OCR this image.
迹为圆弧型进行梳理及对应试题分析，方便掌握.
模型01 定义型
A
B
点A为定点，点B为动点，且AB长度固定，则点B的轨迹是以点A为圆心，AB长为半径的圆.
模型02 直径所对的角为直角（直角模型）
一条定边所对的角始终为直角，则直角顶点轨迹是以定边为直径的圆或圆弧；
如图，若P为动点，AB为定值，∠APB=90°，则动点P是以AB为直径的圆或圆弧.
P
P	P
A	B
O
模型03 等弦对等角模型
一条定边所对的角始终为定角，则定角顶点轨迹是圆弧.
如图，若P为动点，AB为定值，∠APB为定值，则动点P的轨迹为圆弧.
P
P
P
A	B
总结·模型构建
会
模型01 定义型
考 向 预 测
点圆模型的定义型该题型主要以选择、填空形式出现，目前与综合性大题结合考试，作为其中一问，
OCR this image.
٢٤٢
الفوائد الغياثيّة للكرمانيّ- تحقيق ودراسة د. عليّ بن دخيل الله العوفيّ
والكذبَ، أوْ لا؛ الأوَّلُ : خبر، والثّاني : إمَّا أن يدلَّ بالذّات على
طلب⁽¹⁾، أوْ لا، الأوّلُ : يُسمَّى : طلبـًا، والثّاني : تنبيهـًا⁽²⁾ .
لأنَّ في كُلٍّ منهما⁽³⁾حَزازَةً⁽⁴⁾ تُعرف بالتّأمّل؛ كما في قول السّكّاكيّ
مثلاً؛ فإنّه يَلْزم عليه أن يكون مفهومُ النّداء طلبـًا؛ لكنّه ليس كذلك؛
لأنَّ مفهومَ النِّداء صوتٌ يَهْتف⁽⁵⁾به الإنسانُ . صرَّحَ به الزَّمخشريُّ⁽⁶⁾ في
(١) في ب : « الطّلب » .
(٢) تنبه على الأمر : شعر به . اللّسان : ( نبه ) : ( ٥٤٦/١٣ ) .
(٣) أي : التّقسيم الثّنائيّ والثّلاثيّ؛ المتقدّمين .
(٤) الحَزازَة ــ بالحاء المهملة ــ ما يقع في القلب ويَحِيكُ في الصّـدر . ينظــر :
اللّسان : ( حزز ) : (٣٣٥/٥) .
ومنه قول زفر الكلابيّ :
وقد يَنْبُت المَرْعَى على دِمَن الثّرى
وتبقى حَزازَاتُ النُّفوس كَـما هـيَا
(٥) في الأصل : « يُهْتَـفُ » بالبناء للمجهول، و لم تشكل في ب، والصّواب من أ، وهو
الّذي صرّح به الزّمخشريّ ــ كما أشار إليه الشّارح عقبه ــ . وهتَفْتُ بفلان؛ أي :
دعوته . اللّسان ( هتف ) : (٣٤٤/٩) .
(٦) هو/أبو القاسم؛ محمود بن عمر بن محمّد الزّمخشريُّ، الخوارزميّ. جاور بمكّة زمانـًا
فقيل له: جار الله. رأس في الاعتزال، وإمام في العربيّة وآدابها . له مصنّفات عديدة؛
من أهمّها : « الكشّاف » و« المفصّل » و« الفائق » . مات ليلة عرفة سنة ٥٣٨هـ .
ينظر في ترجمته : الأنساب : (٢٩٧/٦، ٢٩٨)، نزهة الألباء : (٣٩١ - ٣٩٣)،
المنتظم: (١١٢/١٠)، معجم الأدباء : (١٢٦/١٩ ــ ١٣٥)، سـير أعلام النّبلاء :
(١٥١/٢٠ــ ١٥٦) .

^^^^^^^^

▶ _Exercise details_: Write out every record verbatim.

▶ _Solution for this exercise_:
OCR this image.
迹为圆弧型进行梳理及对应试题分析，方便掌握.
模型01 定义型
A
B
点A为定点，点B为动点，且AB长度固定，则点B的轨迹是以点A为圆心，AB长为半径的圆.
模型02 直径所对的角为直角（直角模型）
一条定边所对的角始终为直角，则直角顶点轨迹是以定边为直径的圆或圆弧；
如图，若P为动点，AB为定值，∠APB=90°，则动点P是以AB为直径的圆或圆弧.
P
P	P
A	B
O
模型03 等弦对等角模型
一条定边所对的角始终为定角，则定角顶点轨迹是圆弧.
如图，若P为动点，AB为定值，∠APB为定值，则动点P的轨迹为圆弧.
P
P
P
A	B
总结·模型构建
会
模型01 定义型
考 向 预 测
点圆模型的定义型该题型主要以选择、填空形式出现，目前与综合性大题结合考试，作为其中一问，
OCR this image.
٢٤٢
الفوائد الغياثيّة للكرمانيّ- تحقيق ودراسة د. عليّ بن دخيل الله العوفيّ
والكذبَ، أوْ لا؛ الأوَّلُ : خبر، والثّاني : إمَّا أن يدلَّ بالذّات على
طلب⁽¹⁾، أوْ لا، الأوّلُ : يُسمَّى : طلبـًا، والثّاني : تنبيهـًا⁽²⁾ .
لأنَّ في كُلٍّ منهما⁽³⁾حَزازَةً⁽⁴⁾ تُعرف بالتّأمّل؛ كما في قول السّكّاكيّ
مثلاً؛ فإنّه يَلْزم عليه أن يكون مفهومُ النّداء طلبـًا؛ لكنّه ليس كذلك؛
لأنَّ مفهومَ النِّداء صوتٌ يَهْتف⁽⁵⁾به الإنسانُ . صرَّحَ به الزَّمخشريُّ⁽⁶⁾ في
(١) في ب : « الطّلب » .
(٢) تنبه على الأمر : شعر به . اللّسان : ( نبه ) : ( ٥٤٦/١٣ ) .
(٣) أي : التّقسيم الثّنائيّ والثّلاثيّ؛ المتقدّمين .
(٤) الحَزازَة ــ بالحاء المهملة ــ ما يقع في القلب ويَحِيكُ في الصّـدر . ينظــر :
اللّسان : ( حزز ) : (٣٣٥/٥) .
ومنه قول زفر الكلابيّ :
وقد يَنْبُت المَرْعَى على دِمَن الثّرى
وتبقى حَزازَاتُ النُّفوس كَـما هـيَا
(٥) في الأصل : « يُهْتَـفُ » بالبناء للمجهول، و لم تشكل في ب، والصّواب من أ، وهو
الّذي صرّح به الزّمخشريّ ــ كما أشار إليه الشّارح عقبه ــ . وهتَفْتُ بفلان؛ أي :
دعوته . اللّسان ( هتف ) : (٣٤٤/٩) .
(٦) هو/أبو القاسم؛ محمود بن عمر بن محمّد الزّمخشريُّ، الخوارزميّ. جاور بمكّة زمانـًا
فقيل له: جار الله. رأس في الاعتزال، وإمام في العربيّة وآدابها . له مصنّفات عديدة؛
من أهمّها : « الكشّاف » و« المفصّل » و« الفائق » . مات ليلة عرفة سنة ٥٣٨هـ .
ينظر في ترجمته : الأنساب : (٢٩٧/٦، ٢٩٨)، نزهة الألباء : (٣٩١ - ٣٩٣)،
المنتظم: (١١٢/١٠)، معجم الأدباء : (١٢٦/١٩ ــ ١٣٥)، سـير أعلام النّبلاء :
(١٥١/٢٠ــ ١٥٦) .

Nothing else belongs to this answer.